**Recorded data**
------------------------------------------------
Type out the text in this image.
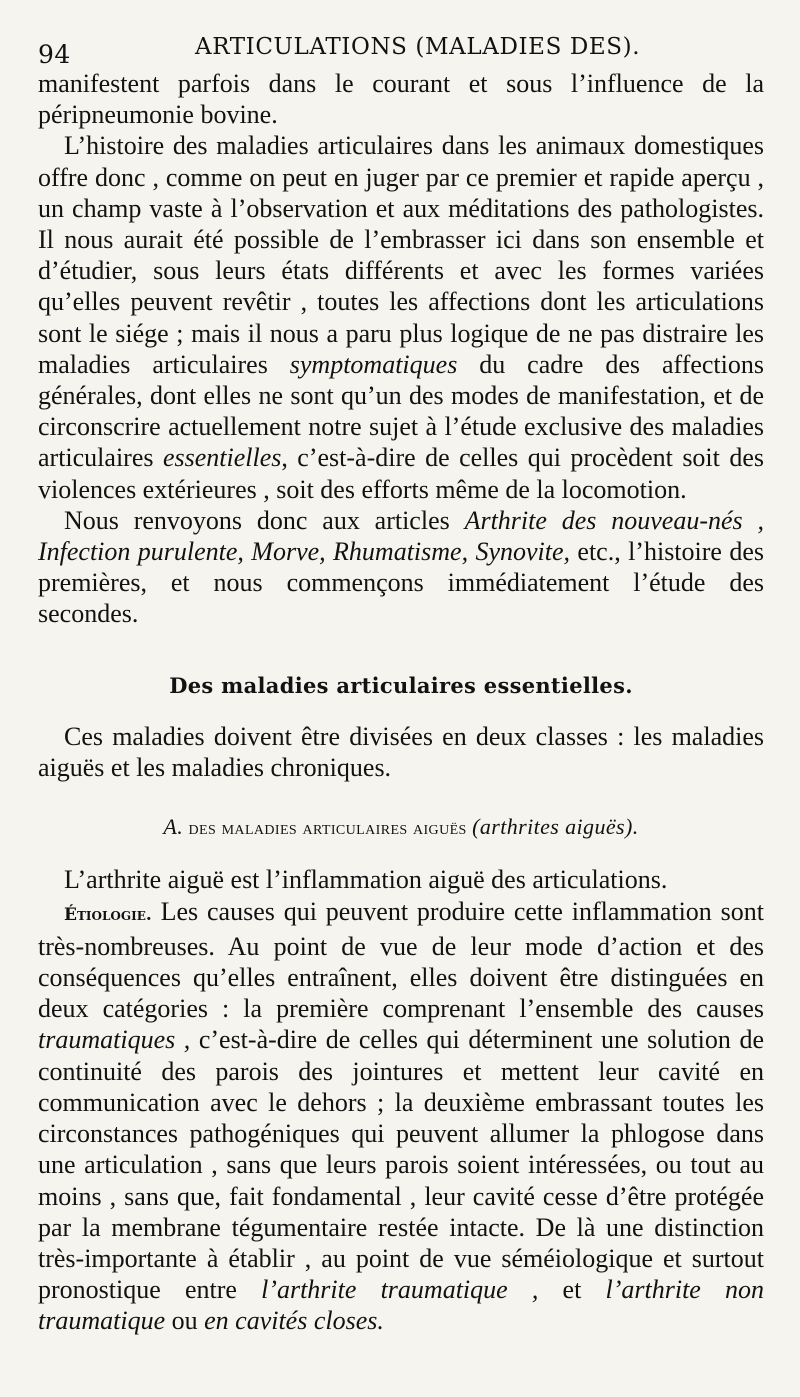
94	ARTICULATIONS (MALADIES DES).

manifestent parfois dans le courant et sous l’influence de la péripneumonie bovine.

L’histoire des maladies articulaires dans les animaux domestiques offre donc , comme on peut en juger par ce premier et rapide aperçu , un champ vaste à l’observation et aux méditations des pathologistes. Il nous aurait été possible de l’embrasser ici dans son ensemble et d’étudier, sous leurs états différents et avec les formes variées qu’elles peuvent revêtir , toutes les affections dont les articulations sont le siége ; mais il nous a paru plus logique de ne pas distraire les maladies articulaires symptomatiques du cadre des affections générales, dont elles ne sont qu’un des modes de manifestation, et de circonscrire actuellement notre sujet à l’étude exclusive des maladies articulaires essentielles, c’est-à-dire de celles qui procèdent soit des violences extérieures , soit des efforts même de la locomotion.

Nous renvoyons donc aux articles Arthrite des nouveau-nés , Infection purulente, Morve, Rhumatisme, Synovite, etc., l’histoire des premières, et nous commençons immédiatement l’étude des secondes.

Des maladies articulaires essentielles.

Ces maladies doivent être divisées en deux classes : les maladies aiguës et les maladies chroniques.

A. des maladies articulaires aiguës (arthrites aiguës).

L’arthrite aiguë est l’inflammation aiguë des articulations.

Étiologie. Les causes qui peuvent produire cette inflammation sont très-nombreuses. Au point de vue de leur mode d’action et des conséquences qu’elles entraînent, elles doivent être distinguées en deux catégories : la première comprenant l’ensemble des causes traumatiques , c’est-à-dire de celles qui déterminent une solution de continuité des parois des jointures et mettent leur cavité en communication avec le dehors ; la deuxième embrassant toutes les circonstances pathogéniques qui peuvent allumer la phlogose dans une articulation , sans que leurs parois soient intéressées, ou tout au moins , sans que, fait fondamental , leur cavité cesse d’être protégée par la membrane tégumentaire restée intacte. De là une distinction très-importante à établir , au point de vue séméiologique et surtout pronostique entre l’arthrite traumatique , et l’arthrite non traumatique ou en cavités closes.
------------------------------------------------
**Exercise**
Restate the records above in full, word for word. Keep pictures out.

**Reply to the task**
Type out the text in this image.
94	ARTICULATIONS (MALADIES DES).

manifestent parfois dans le courant et sous l’influence de la péripneumonie bovine.

L’histoire des maladies articulaires dans les animaux domestiques offre donc , comme on peut en juger par ce premier et rapide aperçu , un champ vaste à l’observation et aux méditations des pathologistes. Il nous aurait été possible de l’embrasser ici dans son ensemble et d’étudier, sous leurs états différents et avec les formes variées qu’elles peuvent revêtir , toutes les affections dont les articulations sont le siége ; mais il nous a paru plus logique de ne pas distraire les maladies articulaires symptomatiques du cadre des affections générales, dont elles ne sont qu’un des modes de manifestation, et de circonscrire actuellement notre sujet à l’étude exclusive des maladies articulaires essentielles, c’est-à-dire de celles qui procèdent soit des violences extérieures , soit des efforts même de la locomotion.

Nous renvoyons donc aux articles Arthrite des nouveau-nés , Infection purulente, Morve, Rhumatisme, Synovite, etc., l’histoire des premières, et nous commençons immédiatement l’étude des secondes.

Des maladies articulaires essentielles.

Ces maladies doivent être divisées en deux classes : les maladies aiguës et les maladies chroniques.

A. des maladies articulaires aiguës (arthrites aiguës).

L’arthrite aiguë est l’inflammation aiguë des articulations.

Étiologie. Les causes qui peuvent produire cette inflammation sont très-nombreuses. Au point de vue de leur mode d’action et des conséquences qu’elles entraînent, elles doivent être distinguées en deux catégories : la première comprenant l’ensemble des causes traumatiques , c’est-à-dire de celles qui déterminent une solution de continuité des parois des jointures et mettent leur cavité en communication avec le dehors ; la deuxième embrassant toutes les circonstances pathogéniques qui peuvent allumer la phlogose dans une articulation , sans que leurs parois soient intéressées, ou tout au moins , sans que, fait fondamental , leur cavité cesse d’être protégée par la membrane tégumentaire restée intacte. De là une distinction très-importante à établir , au point de vue séméiologique et surtout pronostique entre l’arthrite traumatique , et l’arthrite non traumatique ou en cavités closes.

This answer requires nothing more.